GOAL :: Repeat the rows word for word, from the first row through the row that contains "page-length-value: 10 bbox=[205, 332, 216, 342]", including both.

=== INPUT DATA ===

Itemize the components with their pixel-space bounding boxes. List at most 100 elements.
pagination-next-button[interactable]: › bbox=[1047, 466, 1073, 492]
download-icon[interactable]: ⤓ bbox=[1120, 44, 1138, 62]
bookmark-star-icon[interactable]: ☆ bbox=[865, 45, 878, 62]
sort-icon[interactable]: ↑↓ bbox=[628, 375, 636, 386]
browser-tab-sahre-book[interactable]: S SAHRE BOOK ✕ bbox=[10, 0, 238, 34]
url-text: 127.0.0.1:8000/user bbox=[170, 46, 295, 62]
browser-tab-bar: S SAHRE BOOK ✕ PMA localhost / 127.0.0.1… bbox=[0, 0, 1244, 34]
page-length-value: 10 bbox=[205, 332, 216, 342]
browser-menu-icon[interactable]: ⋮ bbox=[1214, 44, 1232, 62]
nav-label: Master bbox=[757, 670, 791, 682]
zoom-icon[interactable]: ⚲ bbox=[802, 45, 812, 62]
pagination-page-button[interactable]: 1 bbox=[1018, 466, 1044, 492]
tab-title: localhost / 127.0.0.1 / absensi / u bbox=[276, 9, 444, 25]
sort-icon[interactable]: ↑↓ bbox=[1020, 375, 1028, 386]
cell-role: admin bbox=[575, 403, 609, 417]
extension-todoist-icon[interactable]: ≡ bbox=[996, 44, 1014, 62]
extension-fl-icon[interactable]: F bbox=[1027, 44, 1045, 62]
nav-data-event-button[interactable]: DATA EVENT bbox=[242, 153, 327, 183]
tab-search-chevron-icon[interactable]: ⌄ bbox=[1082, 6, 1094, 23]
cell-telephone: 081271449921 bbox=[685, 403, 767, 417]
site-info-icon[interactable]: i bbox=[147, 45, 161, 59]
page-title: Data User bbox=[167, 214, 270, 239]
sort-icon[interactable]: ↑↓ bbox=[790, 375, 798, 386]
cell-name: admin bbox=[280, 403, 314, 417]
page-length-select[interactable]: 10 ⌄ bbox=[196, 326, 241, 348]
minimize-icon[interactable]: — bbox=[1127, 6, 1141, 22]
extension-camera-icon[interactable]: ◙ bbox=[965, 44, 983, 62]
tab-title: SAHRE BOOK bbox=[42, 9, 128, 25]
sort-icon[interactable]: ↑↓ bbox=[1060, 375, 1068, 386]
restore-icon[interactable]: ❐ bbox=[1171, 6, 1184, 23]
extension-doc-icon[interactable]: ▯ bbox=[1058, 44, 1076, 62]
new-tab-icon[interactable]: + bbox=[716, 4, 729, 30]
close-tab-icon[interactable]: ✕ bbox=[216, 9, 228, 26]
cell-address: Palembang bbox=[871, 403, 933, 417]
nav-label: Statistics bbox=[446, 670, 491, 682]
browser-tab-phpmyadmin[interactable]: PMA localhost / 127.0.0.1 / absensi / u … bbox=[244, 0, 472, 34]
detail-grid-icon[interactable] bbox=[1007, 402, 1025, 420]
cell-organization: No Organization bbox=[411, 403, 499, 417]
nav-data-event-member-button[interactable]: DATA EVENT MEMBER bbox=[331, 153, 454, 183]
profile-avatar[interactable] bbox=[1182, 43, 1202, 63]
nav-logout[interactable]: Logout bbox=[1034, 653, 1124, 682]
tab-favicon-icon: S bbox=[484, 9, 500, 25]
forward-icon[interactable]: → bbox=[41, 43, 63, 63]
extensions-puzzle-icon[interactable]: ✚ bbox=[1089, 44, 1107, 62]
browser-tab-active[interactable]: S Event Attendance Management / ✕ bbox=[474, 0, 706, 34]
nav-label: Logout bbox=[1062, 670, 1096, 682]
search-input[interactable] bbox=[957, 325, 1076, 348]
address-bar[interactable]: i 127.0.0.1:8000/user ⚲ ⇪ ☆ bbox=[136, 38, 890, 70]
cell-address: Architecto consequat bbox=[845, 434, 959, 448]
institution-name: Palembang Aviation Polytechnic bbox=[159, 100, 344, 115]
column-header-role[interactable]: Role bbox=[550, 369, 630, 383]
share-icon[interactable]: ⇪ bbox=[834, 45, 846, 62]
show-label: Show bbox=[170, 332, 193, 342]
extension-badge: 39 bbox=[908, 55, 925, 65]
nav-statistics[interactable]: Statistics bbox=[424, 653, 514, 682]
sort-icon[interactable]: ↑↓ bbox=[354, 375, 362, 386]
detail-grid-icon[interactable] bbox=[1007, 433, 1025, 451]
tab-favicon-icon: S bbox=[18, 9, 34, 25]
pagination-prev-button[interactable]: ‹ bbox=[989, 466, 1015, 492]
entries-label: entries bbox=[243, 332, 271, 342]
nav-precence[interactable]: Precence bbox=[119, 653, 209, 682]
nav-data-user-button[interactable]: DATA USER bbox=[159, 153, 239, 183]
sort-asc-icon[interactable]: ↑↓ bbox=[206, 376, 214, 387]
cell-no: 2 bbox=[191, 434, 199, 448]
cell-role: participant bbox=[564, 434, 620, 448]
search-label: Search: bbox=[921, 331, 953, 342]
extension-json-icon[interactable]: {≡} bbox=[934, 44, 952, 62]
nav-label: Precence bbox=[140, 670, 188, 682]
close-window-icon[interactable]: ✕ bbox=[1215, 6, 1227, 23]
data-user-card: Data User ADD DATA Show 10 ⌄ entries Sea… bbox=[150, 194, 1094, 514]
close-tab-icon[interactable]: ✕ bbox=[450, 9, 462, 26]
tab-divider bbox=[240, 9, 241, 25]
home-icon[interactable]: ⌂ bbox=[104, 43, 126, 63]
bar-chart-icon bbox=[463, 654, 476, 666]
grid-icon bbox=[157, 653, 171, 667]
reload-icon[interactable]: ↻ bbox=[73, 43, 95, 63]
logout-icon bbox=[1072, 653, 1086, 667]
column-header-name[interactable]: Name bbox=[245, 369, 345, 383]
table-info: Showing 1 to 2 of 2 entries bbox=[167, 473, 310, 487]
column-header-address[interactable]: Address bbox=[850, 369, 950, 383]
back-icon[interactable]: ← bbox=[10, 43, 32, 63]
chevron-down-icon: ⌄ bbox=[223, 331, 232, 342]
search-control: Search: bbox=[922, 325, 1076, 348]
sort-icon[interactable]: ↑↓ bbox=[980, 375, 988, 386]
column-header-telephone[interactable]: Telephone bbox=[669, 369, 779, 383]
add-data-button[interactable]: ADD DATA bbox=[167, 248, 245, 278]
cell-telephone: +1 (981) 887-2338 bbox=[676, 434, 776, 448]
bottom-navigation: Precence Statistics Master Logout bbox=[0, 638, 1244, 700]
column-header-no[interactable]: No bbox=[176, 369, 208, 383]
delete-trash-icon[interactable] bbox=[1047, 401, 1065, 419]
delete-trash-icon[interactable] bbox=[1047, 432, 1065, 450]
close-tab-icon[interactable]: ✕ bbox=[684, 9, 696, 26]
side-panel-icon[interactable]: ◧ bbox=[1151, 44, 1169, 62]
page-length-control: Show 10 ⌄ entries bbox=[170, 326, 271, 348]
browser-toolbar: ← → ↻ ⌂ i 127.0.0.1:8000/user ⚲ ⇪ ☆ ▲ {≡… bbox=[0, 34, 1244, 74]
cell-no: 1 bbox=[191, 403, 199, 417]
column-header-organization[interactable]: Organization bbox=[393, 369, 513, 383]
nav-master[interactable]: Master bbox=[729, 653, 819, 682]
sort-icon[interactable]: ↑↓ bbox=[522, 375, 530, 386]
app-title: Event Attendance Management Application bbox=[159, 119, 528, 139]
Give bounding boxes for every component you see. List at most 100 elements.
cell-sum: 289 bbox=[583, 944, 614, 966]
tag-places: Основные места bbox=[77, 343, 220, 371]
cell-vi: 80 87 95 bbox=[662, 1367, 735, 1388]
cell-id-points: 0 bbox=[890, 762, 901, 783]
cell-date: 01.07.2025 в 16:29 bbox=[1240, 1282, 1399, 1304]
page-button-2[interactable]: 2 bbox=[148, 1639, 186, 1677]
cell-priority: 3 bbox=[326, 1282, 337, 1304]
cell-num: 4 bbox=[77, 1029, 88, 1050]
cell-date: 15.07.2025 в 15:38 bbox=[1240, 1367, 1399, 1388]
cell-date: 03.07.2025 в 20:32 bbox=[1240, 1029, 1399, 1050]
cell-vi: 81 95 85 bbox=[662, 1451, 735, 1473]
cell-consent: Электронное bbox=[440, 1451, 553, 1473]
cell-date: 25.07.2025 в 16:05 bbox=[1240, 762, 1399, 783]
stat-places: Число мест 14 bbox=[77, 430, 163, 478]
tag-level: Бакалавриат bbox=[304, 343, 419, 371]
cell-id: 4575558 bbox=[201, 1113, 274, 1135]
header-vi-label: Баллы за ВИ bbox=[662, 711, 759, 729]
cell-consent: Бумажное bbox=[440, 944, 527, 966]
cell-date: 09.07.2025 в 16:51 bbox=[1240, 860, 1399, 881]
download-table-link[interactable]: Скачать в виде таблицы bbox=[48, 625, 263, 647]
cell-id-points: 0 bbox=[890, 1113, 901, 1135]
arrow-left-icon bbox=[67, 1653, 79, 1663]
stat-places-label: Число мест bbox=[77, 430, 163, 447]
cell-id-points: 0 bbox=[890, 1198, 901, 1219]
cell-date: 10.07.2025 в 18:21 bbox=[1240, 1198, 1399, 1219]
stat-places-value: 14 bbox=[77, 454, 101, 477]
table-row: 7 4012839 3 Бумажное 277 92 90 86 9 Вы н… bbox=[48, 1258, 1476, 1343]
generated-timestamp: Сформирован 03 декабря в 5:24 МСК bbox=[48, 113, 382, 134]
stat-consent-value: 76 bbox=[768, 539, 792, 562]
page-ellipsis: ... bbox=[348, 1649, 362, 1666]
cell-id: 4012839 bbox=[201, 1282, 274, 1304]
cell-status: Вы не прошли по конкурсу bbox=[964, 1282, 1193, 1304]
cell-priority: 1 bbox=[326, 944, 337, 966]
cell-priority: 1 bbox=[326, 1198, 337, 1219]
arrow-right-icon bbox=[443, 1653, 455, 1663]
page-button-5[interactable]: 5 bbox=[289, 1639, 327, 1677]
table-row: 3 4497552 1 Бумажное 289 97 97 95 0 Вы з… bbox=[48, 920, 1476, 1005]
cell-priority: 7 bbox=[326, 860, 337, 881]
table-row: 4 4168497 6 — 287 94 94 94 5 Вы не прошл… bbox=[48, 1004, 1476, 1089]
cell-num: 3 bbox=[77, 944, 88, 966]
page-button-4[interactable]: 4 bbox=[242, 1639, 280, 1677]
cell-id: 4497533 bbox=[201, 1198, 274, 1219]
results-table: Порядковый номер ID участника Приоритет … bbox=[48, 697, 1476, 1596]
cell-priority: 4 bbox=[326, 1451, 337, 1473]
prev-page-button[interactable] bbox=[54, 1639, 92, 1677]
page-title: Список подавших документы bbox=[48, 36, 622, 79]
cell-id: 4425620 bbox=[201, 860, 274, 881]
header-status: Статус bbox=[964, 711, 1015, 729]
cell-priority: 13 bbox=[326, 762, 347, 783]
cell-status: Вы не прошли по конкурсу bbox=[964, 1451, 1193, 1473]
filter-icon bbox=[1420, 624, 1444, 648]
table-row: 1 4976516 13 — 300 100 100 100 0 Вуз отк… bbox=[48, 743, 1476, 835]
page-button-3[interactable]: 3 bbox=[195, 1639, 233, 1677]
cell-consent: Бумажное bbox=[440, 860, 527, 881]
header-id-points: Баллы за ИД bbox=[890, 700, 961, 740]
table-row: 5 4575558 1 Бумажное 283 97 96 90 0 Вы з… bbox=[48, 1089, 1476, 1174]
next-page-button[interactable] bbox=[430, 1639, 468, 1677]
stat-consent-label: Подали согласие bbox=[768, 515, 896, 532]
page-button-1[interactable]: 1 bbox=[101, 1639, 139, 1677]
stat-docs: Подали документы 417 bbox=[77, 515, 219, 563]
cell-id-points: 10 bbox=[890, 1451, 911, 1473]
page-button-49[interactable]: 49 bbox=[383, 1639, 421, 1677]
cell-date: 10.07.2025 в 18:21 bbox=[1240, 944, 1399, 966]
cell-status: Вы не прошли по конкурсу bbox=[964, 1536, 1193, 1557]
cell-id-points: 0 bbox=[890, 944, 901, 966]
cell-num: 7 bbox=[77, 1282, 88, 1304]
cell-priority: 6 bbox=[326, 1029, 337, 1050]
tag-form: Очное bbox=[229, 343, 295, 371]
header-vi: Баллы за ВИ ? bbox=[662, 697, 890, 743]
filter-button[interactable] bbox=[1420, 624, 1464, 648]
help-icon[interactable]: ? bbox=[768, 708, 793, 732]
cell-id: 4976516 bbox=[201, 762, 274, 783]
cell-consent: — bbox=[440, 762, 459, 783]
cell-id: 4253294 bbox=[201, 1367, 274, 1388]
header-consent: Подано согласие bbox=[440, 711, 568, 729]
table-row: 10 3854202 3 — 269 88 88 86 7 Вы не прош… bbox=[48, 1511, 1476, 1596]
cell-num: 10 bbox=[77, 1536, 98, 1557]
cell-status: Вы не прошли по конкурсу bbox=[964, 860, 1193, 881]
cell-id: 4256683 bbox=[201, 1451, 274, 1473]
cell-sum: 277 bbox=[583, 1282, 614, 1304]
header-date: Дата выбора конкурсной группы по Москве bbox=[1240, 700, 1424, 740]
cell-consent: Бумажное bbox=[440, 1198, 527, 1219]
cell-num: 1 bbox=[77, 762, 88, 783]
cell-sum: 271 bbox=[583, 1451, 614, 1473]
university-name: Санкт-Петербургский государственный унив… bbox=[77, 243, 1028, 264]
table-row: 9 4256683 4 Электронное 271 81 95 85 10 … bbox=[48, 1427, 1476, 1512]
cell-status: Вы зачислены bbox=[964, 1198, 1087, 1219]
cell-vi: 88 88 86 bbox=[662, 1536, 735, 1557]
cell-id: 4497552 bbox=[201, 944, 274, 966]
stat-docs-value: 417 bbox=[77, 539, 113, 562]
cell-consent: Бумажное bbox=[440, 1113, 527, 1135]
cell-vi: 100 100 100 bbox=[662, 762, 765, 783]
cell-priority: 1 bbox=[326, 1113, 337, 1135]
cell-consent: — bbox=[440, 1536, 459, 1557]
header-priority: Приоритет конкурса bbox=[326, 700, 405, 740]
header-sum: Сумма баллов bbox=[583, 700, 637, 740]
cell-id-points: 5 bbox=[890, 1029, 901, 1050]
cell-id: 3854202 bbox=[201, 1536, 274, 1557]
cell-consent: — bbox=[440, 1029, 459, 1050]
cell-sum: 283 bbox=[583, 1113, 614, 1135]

===

THE OUTPUT ::
Itemize the components with their pixel-space bounding boxes. List at most 100 elements.
pagination-next-button[interactable]: › bbox=[1047, 466, 1073, 492]
download-icon[interactable]: ⤓ bbox=[1120, 44, 1138, 62]
bookmark-star-icon[interactable]: ☆ bbox=[865, 45, 878, 62]
sort-icon[interactable]: ↑↓ bbox=[628, 375, 636, 386]
browser-tab-sahre-book[interactable]: S SAHRE BOOK ✕ bbox=[10, 0, 238, 34]
url-text: 127.0.0.1:8000/user bbox=[170, 46, 295, 62]
browser-tab-bar: S SAHRE BOOK ✕ PMA localhost / 127.0.0.1… bbox=[0, 0, 1244, 34]
page-length-value: 10 bbox=[205, 332, 216, 342]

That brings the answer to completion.